** Begin **
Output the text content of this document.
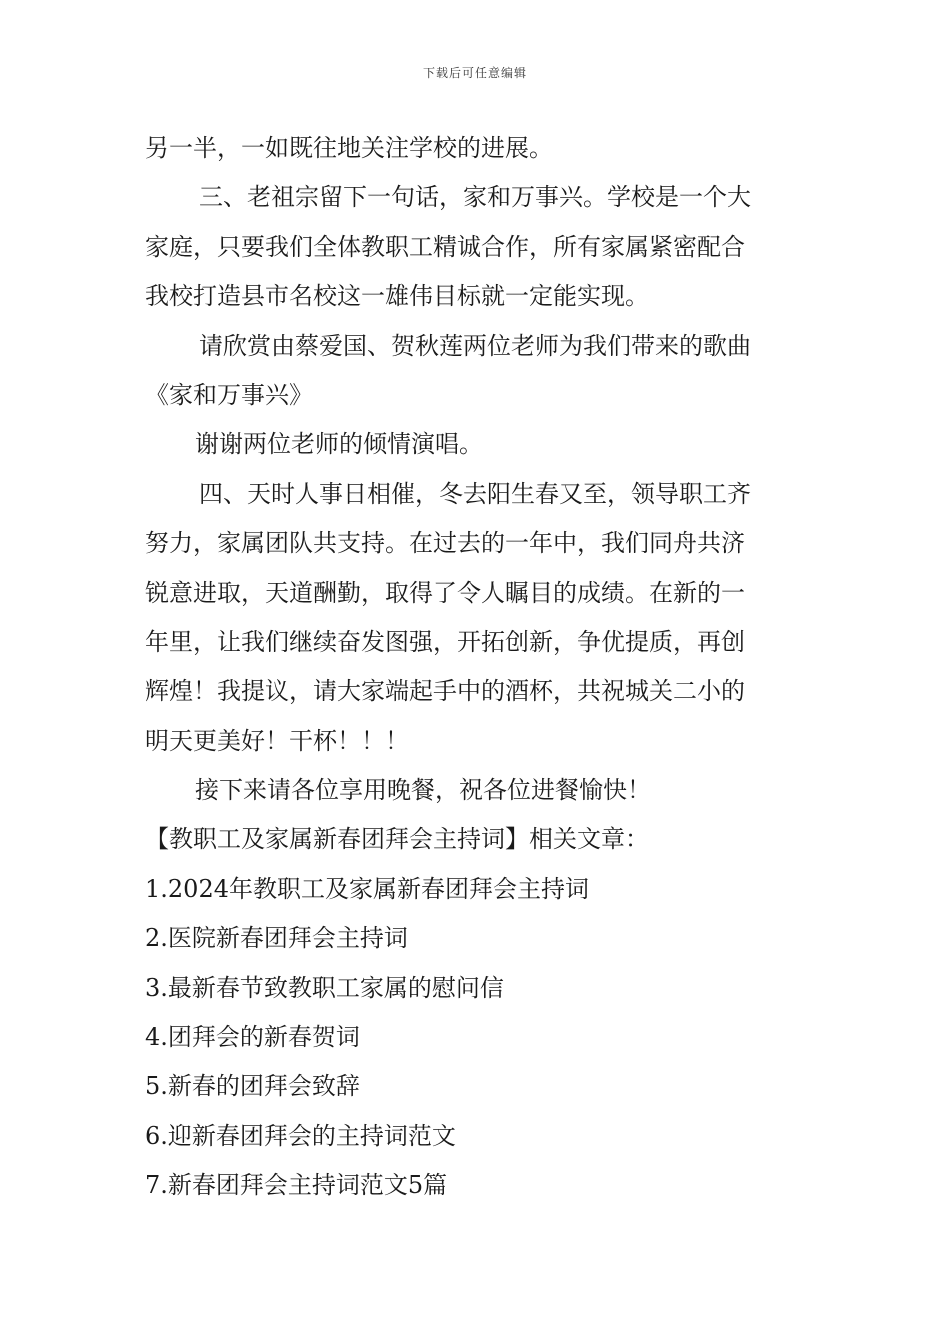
下载后可任意编辑
另一半，一如既往地关注学校的进展。
三、老祖宗留下一句话，家和万事兴。学校是一个大
家庭，只要我们全体教职工精诚合作，所有家属紧密配合
我校打造县市名校这一雄伟目标就一定能实现。
请欣赏由蔡爱国、贺秋莲两位老师为我们带来的歌曲
《家和万事兴》
谢谢两位老师的倾情演唱。
四、天时人事日相催，冬去阳生春又至，领导职工齐
努力，家属团队共支持。在过去的一年中，我们同舟共济
锐意进取，天道酬勤，取得了令人瞩目的成绩。在新的一
年里，让我们继续奋发图强，开拓创新，争优提质，再创
辉煌！我提议，请大家端起手中的酒杯，共祝城关二小的
明天更美好！干杯！！！
接下来请各位享用晚餐，祝各位进餐愉快！
【教职工及家属新春团拜会主持词】相关文章：
1.2024年教职工及家属新春团拜会主持词
2.医院新春团拜会主持词
3.最新春节致教职工家属的慰问信
4.团拜会的新春贺词
5.新春的团拜会致辞
6.迎新春团拜会的主持词范文
7.新春团拜会主持词范文5篇
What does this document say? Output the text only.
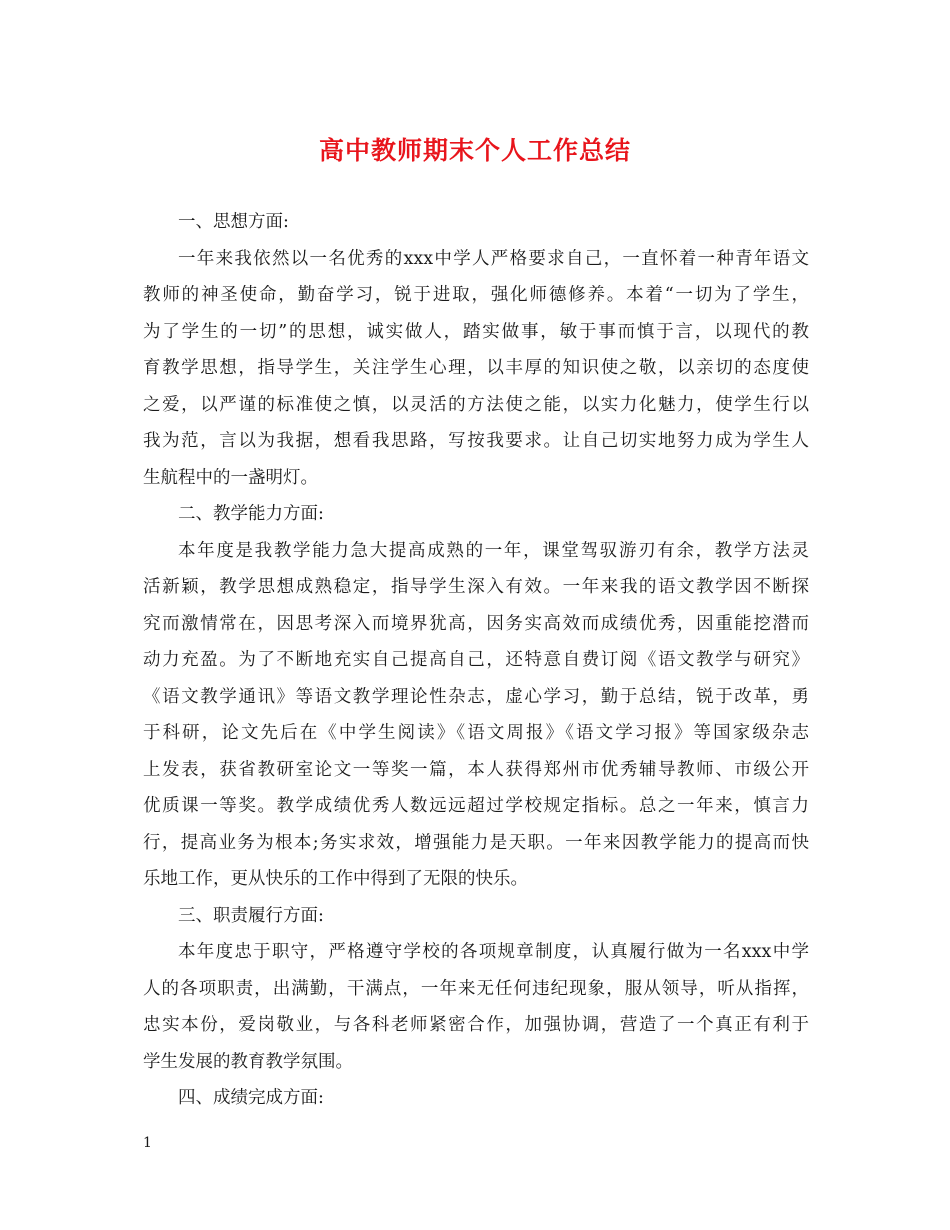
高中教师期末个人工作总结
一、思想方面:
一年来我依然以一名优秀的xxx中学人严格要求自己，一直怀着一种青年语文
教师的神圣使命，勤奋学习，锐于进取，强化师德修养。本着“一切为了学生，
为了学生的一切”的思想，诚实做人，踏实做事，敏于事而慎于言，以现代的教
育教学思想，指导学生，关注学生心理，以丰厚的知识使之敬，以亲切的态度使
之爱，以严谨的标准使之慎，以灵活的方法使之能，以实力化魅力，使学生行以
我为范，言以为我据，想看我思路，写按我要求。让自己切实地努力成为学生人
生航程中的一盏明灯。
二、教学能力方面:
本年度是我教学能力急大提高成熟的一年，课堂驾驭游刃有余，教学方法灵
活新颖，教学思想成熟稳定，指导学生深入有效。一年来我的语文教学因不断探
究而激情常在，因思考深入而境界犹高，因务实高效而成绩优秀，因重能挖潜而
动力充盈。为了不断地充实自己提高自己，还特意自费订阅《语文教学与研究》
《语文教学通讯》等语文教学理论性杂志，虚心学习，勤于总结，锐于改革，勇
于科研，论文先后在《中学生阅读》《语文周报》《语文学习报》等国家级杂志
上发表，获省教研室论文一等奖一篇，本人获得郑州市优秀辅导教师、市级公开
优质课一等奖。教学成绩优秀人数远远超过学校规定指标。总之一年来，慎言力
行，提高业务为根本;务实求效，增强能力是天职。一年来因教学能力的提高而快
乐地工作，更从快乐的工作中得到了无限的快乐。
三、职责履行方面:
本年度忠于职守，严格遵守学校的各项规章制度，认真履行做为一名xxx中学
人的各项职责，出满勤，干满点，一年来无任何违纪现象，服从领导，听从指挥，
忠实本份，爱岗敬业，与各科老师紧密合作，加强协调，营造了一个真正有利于
学生发展的教育教学氛围。
四、成绩完成方面:
1
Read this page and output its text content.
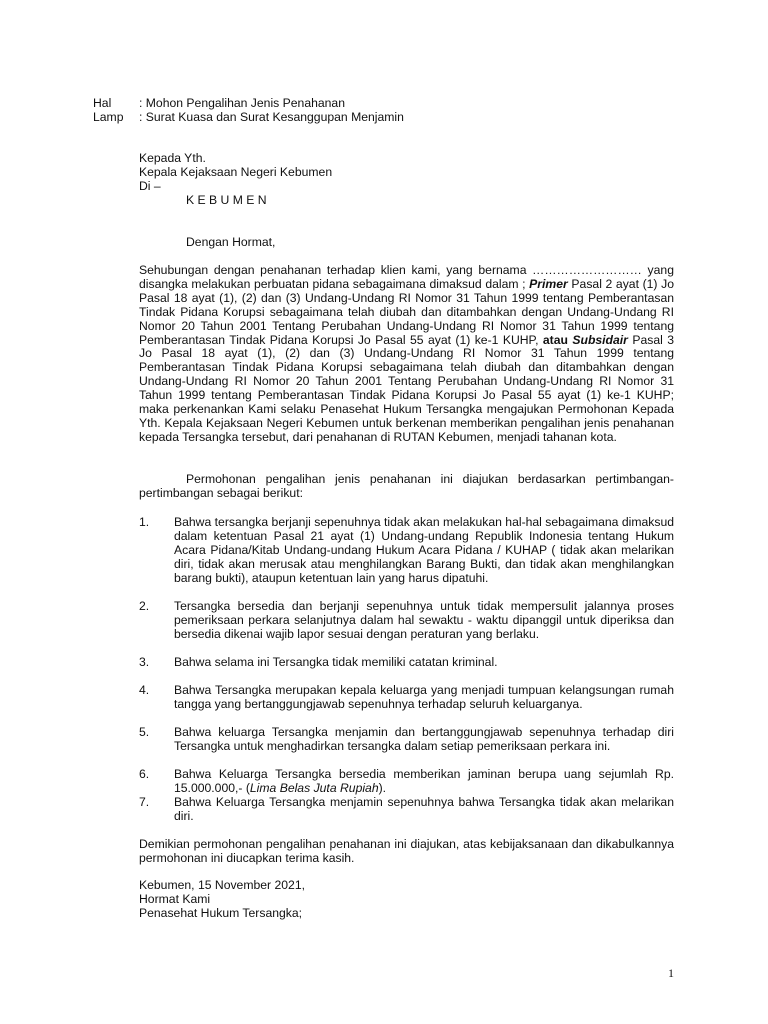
Hal : Mohon Pengalihan Jenis Penahanan
Lamp : Surat Kuasa dan Surat Kesanggupan Menjamin
Kepada Yth.
Kepala Kejaksaan Negeri Kebumen
Di –
K E B U M E N
Dengan Hormat,
Sehubungan dengan penahanan terhadap klien kami, yang bernama ……………………… yang disangka melakukan perbuatan pidana sebagaimana dimaksud dalam ; Primer Pasal 2 ayat (1) Jo Pasal 18 ayat (1), (2) dan (3) Undang-Undang RI Nomor 31 Tahun 1999 tentang Pemberantasan Tindak Pidana Korupsi sebagaimana telah diubah dan ditambahkan dengan Undang-Undang RI Nomor 20 Tahun 2001 Tentang Perubahan Undang-Undang RI Nomor 31 Tahun 1999 tentang Pemberantasan Tindak Pidana Korupsi Jo Pasal 55 ayat (1) ke-1 KUHP, atau Subsidair Pasal 3 Jo Pasal 18 ayat (1), (2) dan (3) Undang-Undang RI Nomor 31 Tahun 1999 tentang Pemberantasan Tindak Pidana Korupsi sebagaimana telah diubah dan ditambahkan dengan Undang-Undang RI Nomor 20 Tahun 2001 Tentang Perubahan Undang-Undang RI Nomor 31 Tahun 1999 tentang Pemberantasan Tindak Pidana Korupsi Jo Pasal 55 ayat (1) ke-1 KUHP; maka perkenankan Kami selaku Penasehat Hukum Tersangka mengajukan Permohonan Kepada Yth. Kepala Kejaksaan Negeri Kebumen untuk berkenan memberikan pengalihan jenis penahanan kepada Tersangka tersebut, dari penahanan di RUTAN Kebumen, menjadi tahanan kota.
Permohonan pengalihan jenis penahanan ini diajukan berdasarkan pertimbangan-pertimbangan sebagai berikut:
1. Bahwa tersangka berjanji sepenuhnya tidak akan melakukan hal-hal sebagaimana dimaksud dalam ketentuan Pasal 21 ayat (1) Undang-undang Republik Indonesia tentang Hukum Acara Pidana/Kitab Undang-undang Hukum Acara Pidana / KUHAP ( tidak akan melarikan diri, tidak akan merusak atau menghilangkan Barang Bukti, dan tidak akan menghilangkan barang bukti), ataupun ketentuan lain yang harus dipatuhi.
2. Tersangka bersedia dan berjanji sepenuhnya untuk tidak mempersulit jalannya proses pemeriksaan perkara selanjutnya dalam hal sewaktu - waktu dipanggil untuk diperiksa dan bersedia dikenai wajib lapor sesuai dengan peraturan yang berlaku.
3. Bahwa selama ini Tersangka tidak memiliki catatan kriminal.
4. Bahwa Tersangka merupakan kepala keluarga yang menjadi tumpuan kelangsungan rumah tangga yang bertanggungjawab sepenuhnya terhadap seluruh keluarganya.
5. Bahwa keluarga Tersangka menjamin dan bertanggungjawab sepenuhnya terhadap diri Tersangka untuk menghadirkan tersangka dalam setiap pemeriksaan perkara ini.
6. Bahwa Keluarga Tersangka bersedia memberikan jaminan berupa uang sejumlah Rp. 15.000.000,- (Lima Belas Juta Rupiah).
7. Bahwa Keluarga Tersangka menjamin sepenuhnya bahwa Tersangka tidak akan melarikan diri.
Demikian permohonan pengalihan penahanan ini diajukan, atas kebijaksanaan dan dikabulkannya permohonan ini diucapkan terima kasih.
Kebumen, 15 November 2021,
Hormat Kami
Penasehat Hukum Tersangka;
1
** End **
* [REQUIREMENTS]: All preceding records should be duplicated verbatim, images excepted.

* [FULL SOLUTION]:
Output the text content of this document.
下载后可任意编辑
另一半，一如既往地关注学校的进展。
三、老祖宗留下一句话，家和万事兴。学校是一个大
家庭，只要我们全体教职工精诚合作，所有家属紧密配合
我校打造县市名校这一雄伟目标就一定能实现。
请欣赏由蔡爱国、贺秋莲两位老师为我们带来的歌曲
《家和万事兴》
谢谢两位老师的倾情演唱。
四、天时人事日相催，冬去阳生春又至，领导职工齐
努力，家属团队共支持。在过去的一年中，我们同舟共济
锐意进取，天道酬勤，取得了令人瞩目的成绩。在新的一
年里，让我们继续奋发图强，开拓创新，争优提质，再创
辉煌！我提议，请大家端起手中的酒杯，共祝城关二小的
明天更美好！干杯！！！
接下来请各位享用晚餐，祝各位进餐愉快！
【教职工及家属新春团拜会主持词】相关文章：
1.2024年教职工及家属新春团拜会主持词
2.医院新春团拜会主持词
3.最新春节致教职工家属的慰问信
4.团拜会的新春贺词
5.新春的团拜会致辞
6.迎新春团拜会的主持词范文
7.新春团拜会主持词范文5篇
What does this document say? Output the text only.
高中教师期末个人工作总结
一、思想方面:
一年来我依然以一名优秀的xxx中学人严格要求自己，一直怀着一种青年语文
教师的神圣使命，勤奋学习，锐于进取，强化师德修养。本着“一切为了学生，
为了学生的一切”的思想，诚实做人，踏实做事，敏于事而慎于言，以现代的教
育教学思想，指导学生，关注学生心理，以丰厚的知识使之敬，以亲切的态度使
之爱，以严谨的标准使之慎，以灵活的方法使之能，以实力化魅力，使学生行以
我为范，言以为我据，想看我思路，写按我要求。让自己切实地努力成为学生人
生航程中的一盏明灯。
二、教学能力方面:
本年度是我教学能力急大提高成熟的一年，课堂驾驭游刃有余，教学方法灵
活新颖，教学思想成熟稳定，指导学生深入有效。一年来我的语文教学因不断探
究而激情常在，因思考深入而境界犹高，因务实高效而成绩优秀，因重能挖潜而
动力充盈。为了不断地充实自己提高自己，还特意自费订阅《语文教学与研究》
《语文教学通讯》等语文教学理论性杂志，虚心学习，勤于总结，锐于改革，勇
于科研，论文先后在《中学生阅读》《语文周报》《语文学习报》等国家级杂志
上发表，获省教研室论文一等奖一篇，本人获得郑州市优秀辅导教师、市级公开
优质课一等奖。教学成绩优秀人数远远超过学校规定指标。总之一年来，慎言力
行，提高业务为根本;务实求效，增强能力是天职。一年来因教学能力的提高而快
乐地工作，更从快乐的工作中得到了无限的快乐。
三、职责履行方面:
本年度忠于职守，严格遵守学校的各项规章制度，认真履行做为一名xxx中学
人的各项职责，出满勤，干满点，一年来无任何违纪现象，服从领导，听从指挥，
忠实本份，爱岗敬业，与各科老师紧密合作，加强协调，营造了一个真正有利于
学生发展的教育教学氛围。
四、成绩完成方面:
1
Read this page and output its text content.
Hal : Mohon Pengalihan Jenis Penahanan
Lamp : Surat Kuasa dan Surat Kesanggupan Menjamin
Kepada Yth.
Kepala Kejaksaan Negeri Kebumen
Di –
K E B U M E N
Dengan Hormat,
Sehubungan dengan penahanan terhadap klien kami, yang bernama ……………………… yang disangka melakukan perbuatan pidana sebagaimana dimaksud dalam ; Primer Pasal 2 ayat (1) Jo Pasal 18 ayat (1), (2) dan (3) Undang-Undang RI Nomor 31 Tahun 1999 tentang Pemberantasan Tindak Pidana Korupsi sebagaimana telah diubah dan ditambahkan dengan Undang-Undang RI Nomor 20 Tahun 2001 Tentang Perubahan Undang-Undang RI Nomor 31 Tahun 1999 tentang Pemberantasan Tindak Pidana Korupsi Jo Pasal 55 ayat (1) ke-1 KUHP, atau Subsidair Pasal 3 Jo Pasal 18 ayat (1), (2) dan (3) Undang-Undang RI Nomor 31 Tahun 1999 tentang Pemberantasan Tindak Pidana Korupsi sebagaimana telah diubah dan ditambahkan dengan Undang-Undang RI Nomor 20 Tahun 2001 Tentang Perubahan Undang-Undang RI Nomor 31 Tahun 1999 tentang Pemberantasan Tindak Pidana Korupsi Jo Pasal 55 ayat (1) ke-1 KUHP; maka perkenankan Kami selaku Penasehat Hukum Tersangka mengajukan Permohonan Kepada Yth. Kepala Kejaksaan Negeri Kebumen untuk berkenan memberikan pengalihan jenis penahanan kepada Tersangka tersebut, dari penahanan di RUTAN Kebumen, menjadi tahanan kota.
Permohonan pengalihan jenis penahanan ini diajukan berdasarkan pertimbangan-pertimbangan sebagai berikut:
1. Bahwa tersangka berjanji sepenuhnya tidak akan melakukan hal-hal sebagaimana dimaksud dalam ketentuan Pasal 21 ayat (1) Undang-undang Republik Indonesia tentang Hukum Acara Pidana/Kitab Undang-undang Hukum Acara Pidana / KUHAP ( tidak akan melarikan diri, tidak akan merusak atau menghilangkan Barang Bukti, dan tidak akan menghilangkan barang bukti), ataupun ketentuan lain yang harus dipatuhi.
2. Tersangka bersedia dan berjanji sepenuhnya untuk tidak mempersulit jalannya proses pemeriksaan perkara selanjutnya dalam hal sewaktu - waktu dipanggil untuk diperiksa dan bersedia dikenai wajib lapor sesuai dengan peraturan yang berlaku.
3. Bahwa selama ini Tersangka tidak memiliki catatan kriminal.
4. Bahwa Tersangka merupakan kepala keluarga yang menjadi tumpuan kelangsungan rumah tangga yang bertanggungjawab sepenuhnya terhadap seluruh keluarganya.
5. Bahwa keluarga Tersangka menjamin dan bertanggungjawab sepenuhnya terhadap diri Tersangka untuk menghadirkan tersangka dalam setiap pemeriksaan perkara ini.
6. Bahwa Keluarga Tersangka bersedia memberikan jaminan berupa uang sejumlah Rp. 15.000.000,- (Lima Belas Juta Rupiah).
7. Bahwa Keluarga Tersangka menjamin sepenuhnya bahwa Tersangka tidak akan melarikan diri.
Demikian permohonan pengalihan penahanan ini diajukan, atas kebijaksanaan dan dikabulkannya permohonan ini diucapkan terima kasih.
Kebumen, 15 November 2021,
Hormat Kami
Penasehat Hukum Tersangka;
1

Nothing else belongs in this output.